(Stored items from a collection)
--- --- ---
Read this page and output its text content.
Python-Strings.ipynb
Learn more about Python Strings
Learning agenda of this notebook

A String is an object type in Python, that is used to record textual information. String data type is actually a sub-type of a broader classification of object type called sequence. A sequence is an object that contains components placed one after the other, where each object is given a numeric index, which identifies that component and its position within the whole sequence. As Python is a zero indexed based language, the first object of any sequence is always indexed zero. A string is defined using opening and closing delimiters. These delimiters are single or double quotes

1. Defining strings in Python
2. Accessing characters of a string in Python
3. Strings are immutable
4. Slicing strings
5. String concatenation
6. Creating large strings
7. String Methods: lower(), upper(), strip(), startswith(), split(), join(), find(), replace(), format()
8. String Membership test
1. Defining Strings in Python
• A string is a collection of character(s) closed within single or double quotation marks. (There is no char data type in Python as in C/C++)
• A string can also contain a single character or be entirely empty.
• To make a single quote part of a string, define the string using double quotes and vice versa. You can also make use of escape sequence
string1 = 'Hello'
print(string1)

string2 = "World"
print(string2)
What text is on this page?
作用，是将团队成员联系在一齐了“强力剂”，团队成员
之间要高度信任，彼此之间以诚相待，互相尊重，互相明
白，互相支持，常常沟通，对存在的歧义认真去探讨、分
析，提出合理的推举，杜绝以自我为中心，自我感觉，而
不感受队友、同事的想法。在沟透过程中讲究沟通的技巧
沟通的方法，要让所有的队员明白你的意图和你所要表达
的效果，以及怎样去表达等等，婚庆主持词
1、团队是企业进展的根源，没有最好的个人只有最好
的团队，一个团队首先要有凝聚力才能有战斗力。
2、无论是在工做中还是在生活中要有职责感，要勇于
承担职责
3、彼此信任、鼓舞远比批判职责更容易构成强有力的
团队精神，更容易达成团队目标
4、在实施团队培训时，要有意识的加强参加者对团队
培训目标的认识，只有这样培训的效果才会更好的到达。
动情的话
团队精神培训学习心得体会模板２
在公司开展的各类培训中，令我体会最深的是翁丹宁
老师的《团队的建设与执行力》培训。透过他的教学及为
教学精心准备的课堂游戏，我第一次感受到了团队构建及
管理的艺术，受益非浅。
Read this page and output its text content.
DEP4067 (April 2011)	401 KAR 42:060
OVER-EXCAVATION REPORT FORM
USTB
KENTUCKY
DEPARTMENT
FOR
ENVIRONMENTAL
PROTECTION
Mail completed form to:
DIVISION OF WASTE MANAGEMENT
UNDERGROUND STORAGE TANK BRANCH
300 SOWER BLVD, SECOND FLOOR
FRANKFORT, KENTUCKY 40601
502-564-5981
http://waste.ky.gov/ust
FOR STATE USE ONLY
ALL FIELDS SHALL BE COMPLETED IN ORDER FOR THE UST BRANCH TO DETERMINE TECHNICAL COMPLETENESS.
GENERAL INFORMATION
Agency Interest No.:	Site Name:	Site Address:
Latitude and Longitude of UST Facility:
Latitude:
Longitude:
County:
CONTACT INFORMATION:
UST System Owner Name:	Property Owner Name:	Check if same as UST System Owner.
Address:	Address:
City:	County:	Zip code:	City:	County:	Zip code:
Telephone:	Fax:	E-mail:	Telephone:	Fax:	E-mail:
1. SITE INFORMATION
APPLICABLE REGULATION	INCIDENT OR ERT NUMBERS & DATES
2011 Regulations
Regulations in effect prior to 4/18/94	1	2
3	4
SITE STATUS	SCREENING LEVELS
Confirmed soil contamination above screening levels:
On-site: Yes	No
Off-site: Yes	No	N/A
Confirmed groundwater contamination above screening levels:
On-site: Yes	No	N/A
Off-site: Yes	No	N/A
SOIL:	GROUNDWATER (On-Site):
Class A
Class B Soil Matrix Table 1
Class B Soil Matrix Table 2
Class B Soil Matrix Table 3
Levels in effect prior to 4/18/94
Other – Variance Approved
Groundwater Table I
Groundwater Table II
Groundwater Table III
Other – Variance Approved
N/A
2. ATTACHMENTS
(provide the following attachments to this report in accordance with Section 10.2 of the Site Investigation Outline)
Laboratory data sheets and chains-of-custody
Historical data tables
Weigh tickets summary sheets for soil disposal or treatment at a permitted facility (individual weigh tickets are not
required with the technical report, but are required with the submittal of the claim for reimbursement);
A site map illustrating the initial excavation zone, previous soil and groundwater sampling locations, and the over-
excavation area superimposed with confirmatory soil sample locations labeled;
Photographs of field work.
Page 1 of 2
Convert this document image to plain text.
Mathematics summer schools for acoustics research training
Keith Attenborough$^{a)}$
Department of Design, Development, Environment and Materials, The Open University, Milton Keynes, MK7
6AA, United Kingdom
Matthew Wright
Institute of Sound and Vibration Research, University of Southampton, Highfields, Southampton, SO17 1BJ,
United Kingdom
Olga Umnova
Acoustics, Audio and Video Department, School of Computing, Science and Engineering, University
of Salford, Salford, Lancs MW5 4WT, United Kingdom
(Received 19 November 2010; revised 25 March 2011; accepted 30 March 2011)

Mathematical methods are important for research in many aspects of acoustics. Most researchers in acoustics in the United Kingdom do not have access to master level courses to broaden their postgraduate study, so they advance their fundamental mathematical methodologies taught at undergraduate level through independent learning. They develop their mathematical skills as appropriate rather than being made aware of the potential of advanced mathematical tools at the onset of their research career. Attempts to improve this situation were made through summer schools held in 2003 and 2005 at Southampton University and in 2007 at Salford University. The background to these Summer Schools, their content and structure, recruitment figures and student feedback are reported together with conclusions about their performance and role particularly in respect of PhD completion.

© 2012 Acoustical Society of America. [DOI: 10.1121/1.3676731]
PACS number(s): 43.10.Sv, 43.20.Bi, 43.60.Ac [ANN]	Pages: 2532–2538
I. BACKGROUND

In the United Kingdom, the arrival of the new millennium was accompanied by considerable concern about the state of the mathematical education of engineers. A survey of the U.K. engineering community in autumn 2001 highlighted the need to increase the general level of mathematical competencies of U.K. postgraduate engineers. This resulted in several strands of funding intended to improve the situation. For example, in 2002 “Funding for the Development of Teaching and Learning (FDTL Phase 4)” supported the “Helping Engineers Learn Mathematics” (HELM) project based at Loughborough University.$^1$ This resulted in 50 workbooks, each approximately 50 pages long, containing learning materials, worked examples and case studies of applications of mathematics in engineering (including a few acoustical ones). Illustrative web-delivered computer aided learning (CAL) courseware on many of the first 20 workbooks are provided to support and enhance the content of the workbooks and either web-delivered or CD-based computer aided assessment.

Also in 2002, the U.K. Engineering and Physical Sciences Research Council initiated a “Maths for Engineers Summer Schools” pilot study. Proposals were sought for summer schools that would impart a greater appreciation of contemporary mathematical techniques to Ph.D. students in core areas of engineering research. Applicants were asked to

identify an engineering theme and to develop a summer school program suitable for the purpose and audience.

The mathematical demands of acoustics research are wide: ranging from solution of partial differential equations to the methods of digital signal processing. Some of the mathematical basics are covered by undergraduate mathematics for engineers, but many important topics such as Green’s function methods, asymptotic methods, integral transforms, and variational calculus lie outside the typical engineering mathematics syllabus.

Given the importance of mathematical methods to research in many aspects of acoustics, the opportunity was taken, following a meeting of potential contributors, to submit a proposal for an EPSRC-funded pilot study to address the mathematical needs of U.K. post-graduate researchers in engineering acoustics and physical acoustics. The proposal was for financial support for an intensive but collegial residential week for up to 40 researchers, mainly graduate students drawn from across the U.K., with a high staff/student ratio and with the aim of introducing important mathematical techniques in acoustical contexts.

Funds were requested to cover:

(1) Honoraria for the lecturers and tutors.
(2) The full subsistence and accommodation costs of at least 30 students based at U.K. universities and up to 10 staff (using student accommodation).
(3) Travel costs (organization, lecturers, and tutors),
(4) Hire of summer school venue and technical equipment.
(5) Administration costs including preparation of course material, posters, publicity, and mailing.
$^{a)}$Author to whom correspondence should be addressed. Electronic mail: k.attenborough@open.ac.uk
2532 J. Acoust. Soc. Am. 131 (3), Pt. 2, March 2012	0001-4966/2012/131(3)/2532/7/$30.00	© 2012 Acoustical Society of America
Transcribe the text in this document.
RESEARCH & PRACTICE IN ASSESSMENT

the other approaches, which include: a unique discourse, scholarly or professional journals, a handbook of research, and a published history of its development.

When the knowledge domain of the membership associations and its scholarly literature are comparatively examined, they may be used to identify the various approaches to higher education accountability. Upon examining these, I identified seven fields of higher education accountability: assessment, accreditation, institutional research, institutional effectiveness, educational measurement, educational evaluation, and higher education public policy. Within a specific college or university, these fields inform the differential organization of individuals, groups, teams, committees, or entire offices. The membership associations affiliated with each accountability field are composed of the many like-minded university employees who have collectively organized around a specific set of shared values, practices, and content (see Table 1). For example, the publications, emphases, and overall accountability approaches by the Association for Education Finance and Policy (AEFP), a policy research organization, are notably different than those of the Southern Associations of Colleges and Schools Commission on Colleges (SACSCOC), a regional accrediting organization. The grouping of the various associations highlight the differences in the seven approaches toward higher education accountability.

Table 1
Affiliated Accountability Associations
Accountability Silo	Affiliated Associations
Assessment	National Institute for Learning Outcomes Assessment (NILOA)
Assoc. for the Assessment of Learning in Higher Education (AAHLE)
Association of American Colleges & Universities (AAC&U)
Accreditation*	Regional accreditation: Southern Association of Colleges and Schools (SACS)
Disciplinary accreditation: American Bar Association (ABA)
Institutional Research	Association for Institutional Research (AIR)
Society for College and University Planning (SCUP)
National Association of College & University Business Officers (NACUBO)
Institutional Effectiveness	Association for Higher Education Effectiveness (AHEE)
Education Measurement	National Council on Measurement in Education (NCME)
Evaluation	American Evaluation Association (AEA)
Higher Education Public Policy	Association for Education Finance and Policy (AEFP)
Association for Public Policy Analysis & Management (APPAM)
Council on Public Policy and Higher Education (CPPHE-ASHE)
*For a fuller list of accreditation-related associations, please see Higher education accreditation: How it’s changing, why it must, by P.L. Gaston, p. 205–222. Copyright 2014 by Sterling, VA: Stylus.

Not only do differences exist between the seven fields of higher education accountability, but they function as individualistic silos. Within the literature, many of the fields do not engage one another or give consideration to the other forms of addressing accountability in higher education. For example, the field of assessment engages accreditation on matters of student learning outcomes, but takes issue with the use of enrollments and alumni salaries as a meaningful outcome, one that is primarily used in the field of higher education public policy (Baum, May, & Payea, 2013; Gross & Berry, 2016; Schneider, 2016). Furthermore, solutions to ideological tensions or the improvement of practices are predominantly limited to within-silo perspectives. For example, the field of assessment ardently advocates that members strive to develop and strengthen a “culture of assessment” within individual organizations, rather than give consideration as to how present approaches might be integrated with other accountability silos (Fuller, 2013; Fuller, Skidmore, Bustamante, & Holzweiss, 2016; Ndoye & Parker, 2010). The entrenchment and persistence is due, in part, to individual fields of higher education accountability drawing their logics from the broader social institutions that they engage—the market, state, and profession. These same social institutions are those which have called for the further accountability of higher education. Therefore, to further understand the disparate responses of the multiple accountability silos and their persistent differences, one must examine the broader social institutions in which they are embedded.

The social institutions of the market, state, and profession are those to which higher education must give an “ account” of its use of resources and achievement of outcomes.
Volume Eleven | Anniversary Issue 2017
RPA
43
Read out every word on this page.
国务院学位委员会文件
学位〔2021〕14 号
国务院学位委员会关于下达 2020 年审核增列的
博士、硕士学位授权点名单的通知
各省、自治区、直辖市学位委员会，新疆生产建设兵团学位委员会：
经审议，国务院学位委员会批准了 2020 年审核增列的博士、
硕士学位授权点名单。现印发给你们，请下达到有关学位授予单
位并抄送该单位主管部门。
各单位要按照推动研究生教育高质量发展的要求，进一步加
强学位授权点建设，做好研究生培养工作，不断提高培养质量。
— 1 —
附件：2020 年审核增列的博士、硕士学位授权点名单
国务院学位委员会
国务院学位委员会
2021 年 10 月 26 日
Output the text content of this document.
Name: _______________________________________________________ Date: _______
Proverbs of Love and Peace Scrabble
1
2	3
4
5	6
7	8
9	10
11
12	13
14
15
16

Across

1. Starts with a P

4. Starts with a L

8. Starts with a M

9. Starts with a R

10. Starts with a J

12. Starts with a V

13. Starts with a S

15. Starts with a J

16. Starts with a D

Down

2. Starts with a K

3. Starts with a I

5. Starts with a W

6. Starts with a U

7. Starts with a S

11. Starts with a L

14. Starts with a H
--- --- ---
#### [Request]
Your answer should be a single number: the count of lines containing the word "locations".

#### [Answer to this problem]
2